Exercise.
Pick every line from the data that holds the word "BAMBINI".

[Items from a data source]
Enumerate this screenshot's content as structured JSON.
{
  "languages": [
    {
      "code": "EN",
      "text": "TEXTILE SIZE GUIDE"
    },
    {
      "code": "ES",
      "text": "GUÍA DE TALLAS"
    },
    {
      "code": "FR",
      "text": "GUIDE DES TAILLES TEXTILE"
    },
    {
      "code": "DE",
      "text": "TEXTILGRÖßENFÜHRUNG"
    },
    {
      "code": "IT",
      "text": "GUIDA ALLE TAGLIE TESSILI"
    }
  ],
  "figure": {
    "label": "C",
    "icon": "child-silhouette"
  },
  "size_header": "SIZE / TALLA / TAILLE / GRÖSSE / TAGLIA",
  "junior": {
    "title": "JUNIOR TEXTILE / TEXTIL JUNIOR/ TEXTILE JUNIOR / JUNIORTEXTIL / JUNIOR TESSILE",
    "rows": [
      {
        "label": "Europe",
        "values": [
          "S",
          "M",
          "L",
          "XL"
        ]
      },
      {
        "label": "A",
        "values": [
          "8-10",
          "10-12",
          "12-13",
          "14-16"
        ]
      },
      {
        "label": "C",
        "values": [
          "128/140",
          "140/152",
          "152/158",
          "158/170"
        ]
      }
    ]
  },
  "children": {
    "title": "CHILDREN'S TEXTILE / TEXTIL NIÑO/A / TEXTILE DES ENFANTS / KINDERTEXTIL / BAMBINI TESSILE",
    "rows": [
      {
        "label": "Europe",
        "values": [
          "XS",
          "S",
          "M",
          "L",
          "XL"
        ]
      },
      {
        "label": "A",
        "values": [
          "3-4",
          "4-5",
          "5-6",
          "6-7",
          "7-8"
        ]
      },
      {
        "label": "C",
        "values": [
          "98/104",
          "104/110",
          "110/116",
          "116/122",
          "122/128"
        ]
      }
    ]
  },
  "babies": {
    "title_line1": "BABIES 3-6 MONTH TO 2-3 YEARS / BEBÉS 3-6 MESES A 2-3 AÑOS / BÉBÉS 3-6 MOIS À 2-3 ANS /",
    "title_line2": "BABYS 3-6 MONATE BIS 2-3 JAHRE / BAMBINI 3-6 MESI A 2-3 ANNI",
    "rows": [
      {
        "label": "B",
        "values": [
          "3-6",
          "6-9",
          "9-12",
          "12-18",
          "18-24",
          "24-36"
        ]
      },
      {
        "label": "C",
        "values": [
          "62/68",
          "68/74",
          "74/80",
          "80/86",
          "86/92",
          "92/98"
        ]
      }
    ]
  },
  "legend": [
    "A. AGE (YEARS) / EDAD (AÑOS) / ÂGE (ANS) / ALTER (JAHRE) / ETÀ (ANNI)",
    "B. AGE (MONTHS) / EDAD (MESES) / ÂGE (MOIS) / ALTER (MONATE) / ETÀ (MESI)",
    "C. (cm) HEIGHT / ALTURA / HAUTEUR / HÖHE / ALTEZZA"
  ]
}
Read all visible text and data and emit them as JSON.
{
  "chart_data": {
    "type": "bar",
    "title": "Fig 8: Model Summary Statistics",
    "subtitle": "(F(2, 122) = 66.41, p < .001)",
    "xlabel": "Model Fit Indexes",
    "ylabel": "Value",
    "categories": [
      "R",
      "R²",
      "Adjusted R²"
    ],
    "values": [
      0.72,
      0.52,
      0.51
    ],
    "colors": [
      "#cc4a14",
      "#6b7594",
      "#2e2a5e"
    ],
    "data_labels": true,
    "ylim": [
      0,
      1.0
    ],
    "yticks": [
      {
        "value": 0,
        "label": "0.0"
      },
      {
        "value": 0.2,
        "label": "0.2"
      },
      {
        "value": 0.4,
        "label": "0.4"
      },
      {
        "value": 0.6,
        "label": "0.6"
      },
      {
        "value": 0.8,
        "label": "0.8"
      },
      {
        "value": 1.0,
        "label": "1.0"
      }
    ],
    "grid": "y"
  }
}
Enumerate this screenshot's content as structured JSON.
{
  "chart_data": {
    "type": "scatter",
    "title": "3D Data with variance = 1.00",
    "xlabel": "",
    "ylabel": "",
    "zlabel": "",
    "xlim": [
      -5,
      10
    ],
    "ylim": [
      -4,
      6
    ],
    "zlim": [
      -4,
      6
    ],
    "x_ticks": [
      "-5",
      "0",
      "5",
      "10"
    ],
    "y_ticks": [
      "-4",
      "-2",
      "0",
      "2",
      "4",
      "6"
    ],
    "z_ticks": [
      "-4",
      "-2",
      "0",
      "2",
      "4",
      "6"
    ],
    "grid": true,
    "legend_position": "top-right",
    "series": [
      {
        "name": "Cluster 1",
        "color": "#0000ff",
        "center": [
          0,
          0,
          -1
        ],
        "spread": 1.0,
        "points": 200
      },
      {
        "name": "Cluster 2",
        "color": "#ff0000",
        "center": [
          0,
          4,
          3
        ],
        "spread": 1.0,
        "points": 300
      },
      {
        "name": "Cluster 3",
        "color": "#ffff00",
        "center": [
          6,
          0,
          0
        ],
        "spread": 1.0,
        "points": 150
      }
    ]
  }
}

Solution to the exercise.
    "title": "CHILDREN'S TEXTILE / TEXTIL NIÑO/A / TEXTILE DES ENFANTS / KINDERTEXTIL / BAMBINI TESSILE",
    "title_line2": "BABYS 3-6 MONATE BIS 2-3 JAHRE / BAMBINI 3-6 MESI A 2-3 ANNI",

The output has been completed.